**WHAT IS NEEDED**. Return all lines from the listing below in which the string "text" occurs.
** begin SUPPLIED ENTRIES **
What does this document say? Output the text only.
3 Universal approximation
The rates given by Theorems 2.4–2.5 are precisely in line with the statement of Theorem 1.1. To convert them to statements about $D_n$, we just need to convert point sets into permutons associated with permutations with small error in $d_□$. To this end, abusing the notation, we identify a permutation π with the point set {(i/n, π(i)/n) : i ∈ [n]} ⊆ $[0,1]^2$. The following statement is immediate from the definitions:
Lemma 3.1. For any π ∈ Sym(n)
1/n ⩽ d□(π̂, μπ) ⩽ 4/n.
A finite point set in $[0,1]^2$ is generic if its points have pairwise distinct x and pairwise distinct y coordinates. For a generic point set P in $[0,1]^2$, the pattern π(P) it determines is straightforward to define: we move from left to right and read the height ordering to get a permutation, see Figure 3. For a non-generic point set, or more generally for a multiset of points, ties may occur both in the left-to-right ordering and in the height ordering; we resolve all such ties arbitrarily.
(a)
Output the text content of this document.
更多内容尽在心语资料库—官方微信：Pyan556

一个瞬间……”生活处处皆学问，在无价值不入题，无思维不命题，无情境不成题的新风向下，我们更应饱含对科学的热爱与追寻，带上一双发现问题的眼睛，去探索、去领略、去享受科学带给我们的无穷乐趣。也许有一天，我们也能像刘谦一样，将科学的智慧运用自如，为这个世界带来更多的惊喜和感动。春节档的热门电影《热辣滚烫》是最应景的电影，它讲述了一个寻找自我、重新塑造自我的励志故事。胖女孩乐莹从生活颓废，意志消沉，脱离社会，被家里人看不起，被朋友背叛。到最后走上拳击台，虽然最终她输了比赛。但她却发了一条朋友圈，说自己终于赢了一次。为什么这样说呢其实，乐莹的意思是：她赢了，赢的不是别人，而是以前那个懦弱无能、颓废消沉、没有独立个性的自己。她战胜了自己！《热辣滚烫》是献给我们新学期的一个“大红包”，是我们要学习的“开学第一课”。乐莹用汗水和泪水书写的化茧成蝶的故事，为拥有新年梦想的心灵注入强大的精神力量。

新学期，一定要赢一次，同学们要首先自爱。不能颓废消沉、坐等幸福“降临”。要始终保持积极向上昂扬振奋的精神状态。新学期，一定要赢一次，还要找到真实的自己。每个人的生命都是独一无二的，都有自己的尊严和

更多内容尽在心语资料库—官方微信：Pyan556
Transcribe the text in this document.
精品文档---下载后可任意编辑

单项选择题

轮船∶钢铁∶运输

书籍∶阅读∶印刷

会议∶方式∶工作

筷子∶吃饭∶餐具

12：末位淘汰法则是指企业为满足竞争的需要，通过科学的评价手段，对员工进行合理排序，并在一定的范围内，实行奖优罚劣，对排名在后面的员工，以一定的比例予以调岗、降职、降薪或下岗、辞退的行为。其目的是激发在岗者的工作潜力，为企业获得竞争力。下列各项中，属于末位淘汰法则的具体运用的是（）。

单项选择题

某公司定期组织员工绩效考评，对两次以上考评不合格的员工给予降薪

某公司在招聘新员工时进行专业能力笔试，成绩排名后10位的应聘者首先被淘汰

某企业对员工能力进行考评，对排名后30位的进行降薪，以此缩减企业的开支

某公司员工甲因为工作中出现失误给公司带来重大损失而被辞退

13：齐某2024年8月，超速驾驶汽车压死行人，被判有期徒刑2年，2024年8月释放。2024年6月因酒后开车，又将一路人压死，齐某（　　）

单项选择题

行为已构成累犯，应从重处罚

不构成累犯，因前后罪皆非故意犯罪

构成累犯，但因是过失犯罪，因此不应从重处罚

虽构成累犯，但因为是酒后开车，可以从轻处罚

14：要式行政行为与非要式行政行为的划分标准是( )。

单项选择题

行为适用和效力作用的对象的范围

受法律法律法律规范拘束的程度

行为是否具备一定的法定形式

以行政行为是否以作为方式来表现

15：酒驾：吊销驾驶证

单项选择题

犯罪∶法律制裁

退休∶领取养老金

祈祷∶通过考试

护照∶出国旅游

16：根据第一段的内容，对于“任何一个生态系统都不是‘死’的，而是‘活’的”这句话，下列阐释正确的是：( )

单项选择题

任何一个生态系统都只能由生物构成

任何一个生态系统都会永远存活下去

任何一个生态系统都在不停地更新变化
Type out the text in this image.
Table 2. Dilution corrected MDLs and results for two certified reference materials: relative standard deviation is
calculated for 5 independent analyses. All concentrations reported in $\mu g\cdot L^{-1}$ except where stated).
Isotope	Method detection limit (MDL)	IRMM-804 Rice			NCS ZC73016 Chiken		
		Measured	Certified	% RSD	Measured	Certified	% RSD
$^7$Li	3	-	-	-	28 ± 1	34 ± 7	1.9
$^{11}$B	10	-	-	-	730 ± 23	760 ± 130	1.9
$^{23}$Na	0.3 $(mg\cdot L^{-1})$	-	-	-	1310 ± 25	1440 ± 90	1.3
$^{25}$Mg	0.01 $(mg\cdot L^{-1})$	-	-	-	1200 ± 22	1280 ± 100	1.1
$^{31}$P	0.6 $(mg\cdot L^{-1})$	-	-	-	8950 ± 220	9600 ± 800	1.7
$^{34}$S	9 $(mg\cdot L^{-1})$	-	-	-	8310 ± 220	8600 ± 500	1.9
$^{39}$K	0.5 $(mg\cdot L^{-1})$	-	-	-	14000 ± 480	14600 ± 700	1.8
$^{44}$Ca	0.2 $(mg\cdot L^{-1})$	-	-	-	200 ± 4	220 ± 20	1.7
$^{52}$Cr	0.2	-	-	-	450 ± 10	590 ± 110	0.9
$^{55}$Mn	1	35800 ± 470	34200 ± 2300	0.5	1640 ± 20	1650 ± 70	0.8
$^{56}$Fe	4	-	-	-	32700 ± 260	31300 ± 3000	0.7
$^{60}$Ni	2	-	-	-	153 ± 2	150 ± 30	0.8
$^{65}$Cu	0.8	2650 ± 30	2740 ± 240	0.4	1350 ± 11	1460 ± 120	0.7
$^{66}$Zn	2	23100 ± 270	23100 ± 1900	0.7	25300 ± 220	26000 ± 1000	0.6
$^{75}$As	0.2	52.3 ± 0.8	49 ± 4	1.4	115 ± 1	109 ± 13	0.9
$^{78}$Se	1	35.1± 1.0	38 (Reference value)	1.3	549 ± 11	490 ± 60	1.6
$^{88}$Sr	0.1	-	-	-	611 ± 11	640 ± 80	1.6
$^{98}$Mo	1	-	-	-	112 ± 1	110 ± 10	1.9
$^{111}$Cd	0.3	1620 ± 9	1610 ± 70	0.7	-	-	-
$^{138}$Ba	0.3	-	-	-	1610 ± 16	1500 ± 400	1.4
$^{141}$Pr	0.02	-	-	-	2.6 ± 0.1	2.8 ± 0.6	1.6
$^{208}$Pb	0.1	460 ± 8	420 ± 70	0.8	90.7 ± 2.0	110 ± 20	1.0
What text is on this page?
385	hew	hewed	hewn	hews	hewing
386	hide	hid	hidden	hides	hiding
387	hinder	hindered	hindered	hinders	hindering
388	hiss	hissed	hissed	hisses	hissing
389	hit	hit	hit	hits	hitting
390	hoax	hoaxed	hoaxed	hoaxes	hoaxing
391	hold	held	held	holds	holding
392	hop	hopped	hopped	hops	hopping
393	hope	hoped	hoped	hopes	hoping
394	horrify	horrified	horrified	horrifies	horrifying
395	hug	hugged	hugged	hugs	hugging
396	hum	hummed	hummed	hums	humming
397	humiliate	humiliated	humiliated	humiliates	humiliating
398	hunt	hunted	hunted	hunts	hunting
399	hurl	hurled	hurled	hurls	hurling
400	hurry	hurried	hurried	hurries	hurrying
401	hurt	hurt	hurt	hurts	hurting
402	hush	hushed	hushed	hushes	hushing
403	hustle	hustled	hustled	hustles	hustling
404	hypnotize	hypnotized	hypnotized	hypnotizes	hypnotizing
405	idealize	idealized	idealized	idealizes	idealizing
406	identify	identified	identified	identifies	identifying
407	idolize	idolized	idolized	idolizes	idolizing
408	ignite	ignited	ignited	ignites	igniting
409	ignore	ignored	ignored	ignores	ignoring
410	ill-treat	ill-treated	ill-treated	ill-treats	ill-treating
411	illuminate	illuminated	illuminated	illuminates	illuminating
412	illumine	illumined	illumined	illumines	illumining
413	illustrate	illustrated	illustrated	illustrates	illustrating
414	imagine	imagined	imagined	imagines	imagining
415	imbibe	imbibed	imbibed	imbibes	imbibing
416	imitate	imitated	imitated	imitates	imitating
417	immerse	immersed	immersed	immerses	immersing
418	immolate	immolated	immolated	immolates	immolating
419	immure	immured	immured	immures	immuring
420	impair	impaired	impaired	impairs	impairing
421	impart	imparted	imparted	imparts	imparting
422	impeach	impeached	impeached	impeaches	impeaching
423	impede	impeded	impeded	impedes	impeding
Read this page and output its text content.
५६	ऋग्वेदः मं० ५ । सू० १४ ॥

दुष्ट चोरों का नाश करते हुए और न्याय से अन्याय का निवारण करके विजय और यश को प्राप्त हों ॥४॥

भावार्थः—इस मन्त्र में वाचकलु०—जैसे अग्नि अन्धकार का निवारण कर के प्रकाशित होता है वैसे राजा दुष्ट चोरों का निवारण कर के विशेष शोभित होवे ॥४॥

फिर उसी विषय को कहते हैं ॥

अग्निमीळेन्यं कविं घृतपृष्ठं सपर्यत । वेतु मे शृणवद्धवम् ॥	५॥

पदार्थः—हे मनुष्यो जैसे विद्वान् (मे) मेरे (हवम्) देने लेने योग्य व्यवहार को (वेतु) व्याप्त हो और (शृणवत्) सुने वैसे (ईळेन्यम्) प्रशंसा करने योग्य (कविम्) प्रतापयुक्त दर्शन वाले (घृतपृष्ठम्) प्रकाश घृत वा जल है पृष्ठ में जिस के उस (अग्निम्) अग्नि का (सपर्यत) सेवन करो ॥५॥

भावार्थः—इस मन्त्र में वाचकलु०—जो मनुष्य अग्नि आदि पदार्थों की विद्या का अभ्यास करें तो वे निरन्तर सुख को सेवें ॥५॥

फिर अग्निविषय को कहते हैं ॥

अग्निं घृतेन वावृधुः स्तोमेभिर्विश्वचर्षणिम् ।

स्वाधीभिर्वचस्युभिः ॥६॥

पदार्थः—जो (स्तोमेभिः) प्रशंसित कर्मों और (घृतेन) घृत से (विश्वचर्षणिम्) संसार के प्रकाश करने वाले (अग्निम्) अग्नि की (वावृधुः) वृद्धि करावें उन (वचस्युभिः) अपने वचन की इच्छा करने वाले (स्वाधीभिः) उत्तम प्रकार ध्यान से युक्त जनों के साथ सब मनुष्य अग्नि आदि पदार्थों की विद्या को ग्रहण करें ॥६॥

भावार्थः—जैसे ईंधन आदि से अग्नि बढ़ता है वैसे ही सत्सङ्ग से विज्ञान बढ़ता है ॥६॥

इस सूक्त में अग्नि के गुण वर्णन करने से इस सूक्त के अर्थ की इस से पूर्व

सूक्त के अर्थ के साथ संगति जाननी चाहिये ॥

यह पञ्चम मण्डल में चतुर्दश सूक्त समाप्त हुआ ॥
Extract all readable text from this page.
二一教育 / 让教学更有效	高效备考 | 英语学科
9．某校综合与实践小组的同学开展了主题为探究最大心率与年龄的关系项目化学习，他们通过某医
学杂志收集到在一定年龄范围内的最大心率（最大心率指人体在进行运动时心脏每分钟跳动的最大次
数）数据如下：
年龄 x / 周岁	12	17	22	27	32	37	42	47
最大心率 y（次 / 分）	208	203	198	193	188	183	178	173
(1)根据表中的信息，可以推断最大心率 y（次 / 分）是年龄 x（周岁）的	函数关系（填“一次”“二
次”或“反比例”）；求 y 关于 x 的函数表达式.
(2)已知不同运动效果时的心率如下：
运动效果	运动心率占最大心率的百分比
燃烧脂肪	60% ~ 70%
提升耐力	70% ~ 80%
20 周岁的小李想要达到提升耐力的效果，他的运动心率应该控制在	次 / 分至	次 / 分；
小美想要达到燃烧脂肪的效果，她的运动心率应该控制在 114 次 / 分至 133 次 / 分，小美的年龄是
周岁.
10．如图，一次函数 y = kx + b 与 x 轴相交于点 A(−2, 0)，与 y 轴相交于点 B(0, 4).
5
** end SUPPLIED ENTRIES **
**RESPONSE TO THE EXERCISE**.
What does this document say? Output the text only.
Output the text content of this document.
Transcribe the text in this document.
Type out the text in this image.
What text is on this page?
Read this page and output its text content.
Extract all readable text from this page.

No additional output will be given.